• Written exercise: Restate each of the lines given below, word for word.

(Data records)
________________
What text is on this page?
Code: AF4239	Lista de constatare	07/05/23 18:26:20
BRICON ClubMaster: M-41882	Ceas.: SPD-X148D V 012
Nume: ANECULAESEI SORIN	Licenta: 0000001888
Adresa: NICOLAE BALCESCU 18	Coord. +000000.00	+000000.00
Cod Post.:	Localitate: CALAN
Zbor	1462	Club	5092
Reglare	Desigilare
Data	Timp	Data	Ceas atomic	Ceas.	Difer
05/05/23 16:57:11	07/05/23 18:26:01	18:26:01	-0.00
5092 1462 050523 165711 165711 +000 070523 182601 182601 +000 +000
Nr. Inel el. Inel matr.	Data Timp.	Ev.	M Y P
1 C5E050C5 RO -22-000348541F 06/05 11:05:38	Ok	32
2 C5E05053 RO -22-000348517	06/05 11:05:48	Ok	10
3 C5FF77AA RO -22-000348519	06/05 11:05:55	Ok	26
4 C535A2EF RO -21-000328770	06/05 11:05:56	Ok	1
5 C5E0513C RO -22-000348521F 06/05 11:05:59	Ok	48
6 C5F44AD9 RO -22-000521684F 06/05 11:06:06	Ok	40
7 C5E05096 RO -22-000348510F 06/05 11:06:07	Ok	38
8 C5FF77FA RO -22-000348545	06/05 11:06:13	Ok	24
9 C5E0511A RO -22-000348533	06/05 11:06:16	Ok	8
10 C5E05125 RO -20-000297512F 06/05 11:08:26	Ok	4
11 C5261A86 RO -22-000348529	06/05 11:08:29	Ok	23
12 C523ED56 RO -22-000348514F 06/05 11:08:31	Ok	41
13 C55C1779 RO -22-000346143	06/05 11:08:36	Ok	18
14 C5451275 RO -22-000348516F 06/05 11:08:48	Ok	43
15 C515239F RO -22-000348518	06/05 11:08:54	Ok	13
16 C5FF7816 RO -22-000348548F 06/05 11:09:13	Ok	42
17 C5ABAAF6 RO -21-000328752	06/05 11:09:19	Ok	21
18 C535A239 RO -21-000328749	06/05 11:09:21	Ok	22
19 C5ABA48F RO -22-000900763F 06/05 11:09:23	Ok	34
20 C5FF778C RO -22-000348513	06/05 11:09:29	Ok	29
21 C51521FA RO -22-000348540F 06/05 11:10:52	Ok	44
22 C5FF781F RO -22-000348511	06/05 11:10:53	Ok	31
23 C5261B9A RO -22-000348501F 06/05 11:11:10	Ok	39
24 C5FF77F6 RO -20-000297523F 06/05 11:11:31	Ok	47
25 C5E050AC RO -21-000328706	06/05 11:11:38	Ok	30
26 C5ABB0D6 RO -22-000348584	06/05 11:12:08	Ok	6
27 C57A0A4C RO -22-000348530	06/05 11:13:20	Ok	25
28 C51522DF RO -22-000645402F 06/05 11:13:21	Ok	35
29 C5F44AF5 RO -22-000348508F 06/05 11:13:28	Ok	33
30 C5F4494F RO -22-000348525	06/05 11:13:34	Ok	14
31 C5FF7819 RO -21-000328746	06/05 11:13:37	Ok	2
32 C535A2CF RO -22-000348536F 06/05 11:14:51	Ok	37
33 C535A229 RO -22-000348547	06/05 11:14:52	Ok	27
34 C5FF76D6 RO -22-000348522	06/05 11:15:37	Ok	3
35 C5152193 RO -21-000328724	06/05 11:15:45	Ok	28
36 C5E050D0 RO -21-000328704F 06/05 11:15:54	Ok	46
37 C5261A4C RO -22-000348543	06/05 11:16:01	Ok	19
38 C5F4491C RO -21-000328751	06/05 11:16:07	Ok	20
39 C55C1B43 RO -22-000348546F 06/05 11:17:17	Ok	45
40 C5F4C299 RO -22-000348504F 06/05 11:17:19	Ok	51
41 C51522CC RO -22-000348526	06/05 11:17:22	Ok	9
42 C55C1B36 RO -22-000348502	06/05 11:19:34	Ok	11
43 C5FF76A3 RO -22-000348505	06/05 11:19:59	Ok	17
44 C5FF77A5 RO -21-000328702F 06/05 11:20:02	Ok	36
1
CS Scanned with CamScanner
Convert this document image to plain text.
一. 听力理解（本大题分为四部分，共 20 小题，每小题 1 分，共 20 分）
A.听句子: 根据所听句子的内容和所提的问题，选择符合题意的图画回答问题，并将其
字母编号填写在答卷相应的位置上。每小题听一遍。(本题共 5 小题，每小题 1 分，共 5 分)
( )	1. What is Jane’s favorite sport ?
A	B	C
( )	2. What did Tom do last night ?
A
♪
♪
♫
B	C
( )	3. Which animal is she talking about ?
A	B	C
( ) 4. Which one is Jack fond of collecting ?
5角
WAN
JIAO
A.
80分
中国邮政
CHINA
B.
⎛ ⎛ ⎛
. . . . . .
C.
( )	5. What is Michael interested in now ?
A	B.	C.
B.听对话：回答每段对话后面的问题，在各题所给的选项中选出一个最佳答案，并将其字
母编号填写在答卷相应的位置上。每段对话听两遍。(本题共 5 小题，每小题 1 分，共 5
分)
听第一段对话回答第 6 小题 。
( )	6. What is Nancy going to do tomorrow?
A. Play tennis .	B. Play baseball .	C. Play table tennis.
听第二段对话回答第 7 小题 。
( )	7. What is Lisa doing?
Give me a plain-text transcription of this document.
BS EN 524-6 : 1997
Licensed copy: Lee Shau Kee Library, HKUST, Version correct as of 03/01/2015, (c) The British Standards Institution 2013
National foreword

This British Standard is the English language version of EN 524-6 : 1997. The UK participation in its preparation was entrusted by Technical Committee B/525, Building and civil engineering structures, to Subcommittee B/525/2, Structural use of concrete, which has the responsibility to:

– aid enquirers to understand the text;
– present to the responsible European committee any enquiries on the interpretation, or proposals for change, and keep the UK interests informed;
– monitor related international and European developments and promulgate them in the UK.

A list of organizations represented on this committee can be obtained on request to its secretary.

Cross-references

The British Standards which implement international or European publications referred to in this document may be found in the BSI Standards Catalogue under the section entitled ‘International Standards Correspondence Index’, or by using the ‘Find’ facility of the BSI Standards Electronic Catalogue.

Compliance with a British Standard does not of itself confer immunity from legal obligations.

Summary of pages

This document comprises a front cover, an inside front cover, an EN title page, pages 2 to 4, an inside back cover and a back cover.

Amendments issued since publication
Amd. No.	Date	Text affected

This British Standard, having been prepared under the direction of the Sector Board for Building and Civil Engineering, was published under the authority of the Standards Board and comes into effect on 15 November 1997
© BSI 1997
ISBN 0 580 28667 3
________________
• Task answer:
What text is on this page?
Code: AF4239	Lista de constatare	07/05/23 18:26:20
BRICON ClubMaster: M-41882	Ceas.: SPD-X148D V 012
Nume: ANECULAESEI SORIN	Licenta: 0000001888
Adresa: NICOLAE BALCESCU 18	Coord. +000000.00	+000000.00
Cod Post.:	Localitate: CALAN
Zbor	1462	Club	5092
Reglare	Desigilare
Data	Timp	Data	Ceas atomic	Ceas.	Difer
05/05/23 16:57:11	07/05/23 18:26:01	18:26:01	-0.00
5092 1462 050523 165711 165711 +000 070523 182601 182601 +000 +000
Nr. Inel el. Inel matr.	Data Timp.	Ev.	M Y P
1 C5E050C5 RO -22-000348541F 06/05 11:05:38	Ok	32
2 C5E05053 RO -22-000348517	06/05 11:05:48	Ok	10
3 C5FF77AA RO -22-000348519	06/05 11:05:55	Ok	26
4 C535A2EF RO -21-000328770	06/05 11:05:56	Ok	1
5 C5E0513C RO -22-000348521F 06/05 11:05:59	Ok	48
6 C5F44AD9 RO -22-000521684F 06/05 11:06:06	Ok	40
7 C5E05096 RO -22-000348510F 06/05 11:06:07	Ok	38
8 C5FF77FA RO -22-000348545	06/05 11:06:13	Ok	24
9 C5E0511A RO -22-000348533	06/05 11:06:16	Ok	8
10 C5E05125 RO -20-000297512F 06/05 11:08:26	Ok	4
11 C5261A86 RO -22-000348529	06/05 11:08:29	Ok	23
12 C523ED56 RO -22-000348514F 06/05 11:08:31	Ok	41
13 C55C1779 RO -22-000346143	06/05 11:08:36	Ok	18
14 C5451275 RO -22-000348516F 06/05 11:08:48	Ok	43
15 C515239F RO -22-000348518	06/05 11:08:54	Ok	13
16 C5FF7816 RO -22-000348548F 06/05 11:09:13	Ok	42
17 C5ABAAF6 RO -21-000328752	06/05 11:09:19	Ok	21
18 C535A239 RO -21-000328749	06/05 11:09:21	Ok	22
19 C5ABA48F RO -22-000900763F 06/05 11:09:23	Ok	34
20 C5FF778C RO -22-000348513	06/05 11:09:29	Ok	29
21 C51521FA RO -22-000348540F 06/05 11:10:52	Ok	44
22 C5FF781F RO -22-000348511	06/05 11:10:53	Ok	31
23 C5261B9A RO -22-000348501F 06/05 11:11:10	Ok	39
24 C5FF77F6 RO -20-000297523F 06/05 11:11:31	Ok	47
25 C5E050AC RO -21-000328706	06/05 11:11:38	Ok	30
26 C5ABB0D6 RO -22-000348584	06/05 11:12:08	Ok	6
27 C57A0A4C RO -22-000348530	06/05 11:13:20	Ok	25
28 C51522DF RO -22-000645402F 06/05 11:13:21	Ok	35
29 C5F44AF5 RO -22-000348508F 06/05 11:13:28	Ok	33
30 C5F4494F RO -22-000348525	06/05 11:13:34	Ok	14
31 C5FF7819 RO -21-000328746	06/05 11:13:37	Ok	2
32 C535A2CF RO -22-000348536F 06/05 11:14:51	Ok	37
33 C535A229 RO -22-000348547	06/05 11:14:52	Ok	27
34 C5FF76D6 RO -22-000348522	06/05 11:15:37	Ok	3
35 C5152193 RO -21-000328724	06/05 11:15:45	Ok	28
36 C5E050D0 RO -21-000328704F 06/05 11:15:54	Ok	46
37 C5261A4C RO -22-000348543	06/05 11:16:01	Ok	19
38 C5F4491C RO -21-000328751	06/05 11:16:07	Ok	20
39 C55C1B43 RO -22-000348546F 06/05 11:17:17	Ok	45
40 C5F4C299 RO -22-000348504F 06/05 11:17:19	Ok	51
41 C51522CC RO -22-000348526	06/05 11:17:22	Ok	9
42 C55C1B36 RO -22-000348502	06/05 11:19:34	Ok	11
43 C5FF76A3 RO -22-000348505	06/05 11:19:59	Ok	17
44 C5FF77A5 RO -21-000328702F 06/05 11:20:02	Ok	36
1
CS Scanned with CamScanner
Convert this document image to plain text.
一. 听力理解（本大题分为四部分，共 20 小题，每小题 1 分，共 20 分）
A.听句子: 根据所听句子的内容和所提的问题，选择符合题意的图画回答问题，并将其
字母编号填写在答卷相应的位置上。每小题听一遍。(本题共 5 小题，每小题 1 分，共 5 分)
( )	1. What is Jane’s favorite sport ?
A	B	C
( )	2. What did Tom do last night ?
A
♪
♪
♫
B	C
( )	3. Which animal is she talking about ?
A	B	C
( ) 4. Which one is Jack fond of collecting ?
5角
WAN
JIAO
A.
80分
中国邮政
CHINA
B.
⎛ ⎛ ⎛
. . . . . .
C.
( )	5. What is Michael interested in now ?
A	B.	C.
B.听对话：回答每段对话后面的问题，在各题所给的选项中选出一个最佳答案，并将其字
母编号填写在答卷相应的位置上。每段对话听两遍。(本题共 5 小题，每小题 1 分，共 5
分)
听第一段对话回答第 6 小题 。
( )	6. What is Nancy going to do tomorrow?
A. Play tennis .	B. Play baseball .	C. Play table tennis.
听第二段对话回答第 7 小题 。
( )	7. What is Lisa doing?
Give me a plain-text transcription of this document.
BS EN 524-6 : 1997
Licensed copy: Lee Shau Kee Library, HKUST, Version correct as of 03/01/2015, (c) The British Standards Institution 2013
National foreword

This British Standard is the English language version of EN 524-6 : 1997. The UK participation in its preparation was entrusted by Technical Committee B/525, Building and civil engineering structures, to Subcommittee B/525/2, Structural use of concrete, which has the responsibility to:

– aid enquirers to understand the text;
– present to the responsible European committee any enquiries on the interpretation, or proposals for change, and keep the UK interests informed;
– monitor related international and European developments and promulgate them in the UK.

A list of organizations represented on this committee can be obtained on request to its secretary.

Cross-references

The British Standards which implement international or European publications referred to in this document may be found in the BSI Standards Catalogue under the section entitled ‘International Standards Correspondence Index’, or by using the ‘Find’ facility of the BSI Standards Electronic Catalogue.

Compliance with a British Standard does not of itself confer immunity from legal obligations.

Summary of pages

This document comprises a front cover, an inside front cover, an EN title page, pages 2 to 4, an inside back cover and a back cover.

Amendments issued since publication
Amd. No.	Date	Text affected

This British Standard, having been prepared under the direction of the Sector Board for Building and Civil Engineering, was published under the authority of the Standards Board and comes into effect on 15 November 1997
© BSI 1997
ISBN 0 580 28667 3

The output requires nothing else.